**Instruction**
Write out all of the data without omission, exactly as shown.

BEGIN Data for processing

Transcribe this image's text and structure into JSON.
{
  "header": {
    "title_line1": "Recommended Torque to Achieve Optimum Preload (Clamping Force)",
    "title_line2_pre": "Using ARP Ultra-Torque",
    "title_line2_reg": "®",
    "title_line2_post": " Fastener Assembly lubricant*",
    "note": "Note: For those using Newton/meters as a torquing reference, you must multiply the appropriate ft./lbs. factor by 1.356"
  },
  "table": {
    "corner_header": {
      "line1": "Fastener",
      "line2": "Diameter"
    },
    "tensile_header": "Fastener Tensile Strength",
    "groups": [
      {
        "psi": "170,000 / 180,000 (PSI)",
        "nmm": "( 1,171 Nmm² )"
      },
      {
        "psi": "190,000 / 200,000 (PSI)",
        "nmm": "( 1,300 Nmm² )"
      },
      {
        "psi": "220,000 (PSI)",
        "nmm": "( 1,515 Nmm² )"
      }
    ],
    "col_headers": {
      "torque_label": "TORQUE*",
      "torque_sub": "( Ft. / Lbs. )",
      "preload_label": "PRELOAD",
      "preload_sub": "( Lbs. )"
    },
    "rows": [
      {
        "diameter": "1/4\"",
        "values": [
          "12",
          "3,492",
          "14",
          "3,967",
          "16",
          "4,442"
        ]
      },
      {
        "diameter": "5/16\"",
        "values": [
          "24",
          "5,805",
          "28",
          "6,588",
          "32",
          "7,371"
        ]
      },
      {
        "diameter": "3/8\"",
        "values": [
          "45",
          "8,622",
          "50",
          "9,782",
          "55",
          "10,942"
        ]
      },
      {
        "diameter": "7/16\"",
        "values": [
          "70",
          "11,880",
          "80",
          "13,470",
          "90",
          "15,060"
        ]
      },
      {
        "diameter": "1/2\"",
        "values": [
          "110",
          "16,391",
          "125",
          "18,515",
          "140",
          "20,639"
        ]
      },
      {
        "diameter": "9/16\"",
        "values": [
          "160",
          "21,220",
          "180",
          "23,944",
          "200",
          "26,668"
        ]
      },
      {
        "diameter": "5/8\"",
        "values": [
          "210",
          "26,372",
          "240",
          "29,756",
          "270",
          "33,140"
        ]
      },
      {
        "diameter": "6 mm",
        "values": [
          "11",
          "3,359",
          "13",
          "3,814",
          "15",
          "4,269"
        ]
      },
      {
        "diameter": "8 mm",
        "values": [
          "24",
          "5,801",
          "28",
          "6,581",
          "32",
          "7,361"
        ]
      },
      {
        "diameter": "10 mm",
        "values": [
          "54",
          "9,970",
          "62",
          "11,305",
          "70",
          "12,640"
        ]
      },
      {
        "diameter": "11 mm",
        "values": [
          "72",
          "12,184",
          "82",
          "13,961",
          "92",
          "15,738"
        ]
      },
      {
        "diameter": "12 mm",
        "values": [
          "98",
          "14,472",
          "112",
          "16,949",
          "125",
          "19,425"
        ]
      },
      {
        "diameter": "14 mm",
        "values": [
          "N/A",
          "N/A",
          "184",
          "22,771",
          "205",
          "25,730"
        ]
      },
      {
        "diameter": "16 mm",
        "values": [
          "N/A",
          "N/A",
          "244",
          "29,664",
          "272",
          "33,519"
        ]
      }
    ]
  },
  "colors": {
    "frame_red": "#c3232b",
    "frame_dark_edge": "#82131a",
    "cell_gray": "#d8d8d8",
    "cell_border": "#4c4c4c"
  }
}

END Data for processing

**Written solution**
Transcribe this image's text and structure into JSON.
{
  "header": {
    "title_line1": "Recommended Torque to Achieve Optimum Preload (Clamping Force)",
    "title_line2_pre": "Using ARP Ultra-Torque",
    "title_line2_reg": "®",
    "title_line2_post": " Fastener Assembly lubricant*",
    "note": "Note: For those using Newton/meters as a torquing reference, you must multiply the appropriate ft./lbs. factor by 1.356"
  },
  "table": {
    "corner_header": {
      "line1": "Fastener",
      "line2": "Diameter"
    },
    "tensile_header": "Fastener Tensile Strength",
    "groups": [
      {
        "psi": "170,000 / 180,000 (PSI)",
        "nmm": "( 1,171 Nmm² )"
      },
      {
        "psi": "190,000 / 200,000 (PSI)",
        "nmm": "( 1,300 Nmm² )"
      },
      {
        "psi": "220,000 (PSI)",
        "nmm": "( 1,515 Nmm² )"
      }
    ],
    "col_headers": {
      "torque_label": "TORQUE*",
      "torque_sub": "( Ft. / Lbs. )",
      "preload_label": "PRELOAD",
      "preload_sub": "( Lbs. )"
    },
    "rows": [
      {
        "diameter": "1/4\"",
        "values": [
          "12",
          "3,492",
          "14",
          "3,967",
          "16",
          "4,442"
        ]
      },
      {
        "diameter": "5/16\"",
        "values": [
          "24",
          "5,805",
          "28",
          "6,588",
          "32",
          "7,371"
        ]
      },
      {
        "diameter": "3/8\"",
        "values": [
          "45",
          "8,622",
          "50",
          "9,782",
          "55",
          "10,942"
        ]
      },
      {
        "diameter": "7/16\"",
        "values": [
          "70",
          "11,880",
          "80",
          "13,470",
          "90",
          "15,060"
        ]
      },
      {
        "diameter": "1/2\"",
        "values": [
          "110",
          "16,391",
          "125",
          "18,515",
          "140",
          "20,639"
        ]
      },
      {
        "diameter": "9/16\"",
        "values": [
          "160",
          "21,220",
          "180",
          "23,944",
          "200",
          "26,668"
        ]
      },
      {
        "diameter": "5/8\"",
        "values": [
          "210",
          "26,372",
          "240",
          "29,756",
          "270",
          "33,140"
        ]
      },
      {
        "diameter": "6 mm",
        "values": [
          "11",
          "3,359",
          "13",
          "3,814",
          "15",
          "4,269"
        ]
      },
      {
        "diameter": "8 mm",
        "values": [
          "24",
          "5,801",
          "28",
          "6,581",
          "32",
          "7,361"
        ]
      },
      {
        "diameter": "10 mm",
        "values": [
          "54",
          "9,970",
          "62",
          "11,305",
          "70",
          "12,640"
        ]
      },
      {
        "diameter": "11 mm",
        "values": [
          "72",
          "12,184",
          "82",
          "13,961",
          "92",
          "15,738"
        ]
      },
      {
        "diameter": "12 mm",
        "values": [
          "98",
          "14,472",
          "112",
          "16,949",
          "125",
          "19,425"
        ]
      },
      {
        "diameter": "14 mm",
        "values": [
          "N/A",
          "N/A",
          "184",
          "22,771",
          "205",
          "25,730"
        ]
      },
      {
        "diameter": "16 mm",
        "values": [
          "N/A",
          "N/A",
          "244",
          "29,664",
          "272",
          "33,519"
        ]
      }
    ]
  },
  "colors": {
    "frame_red": "#c3232b",
    "frame_dark_edge": "#82131a",
    "cell_gray": "#d8d8d8",
    "cell_border": "#4c4c4c"
  }
}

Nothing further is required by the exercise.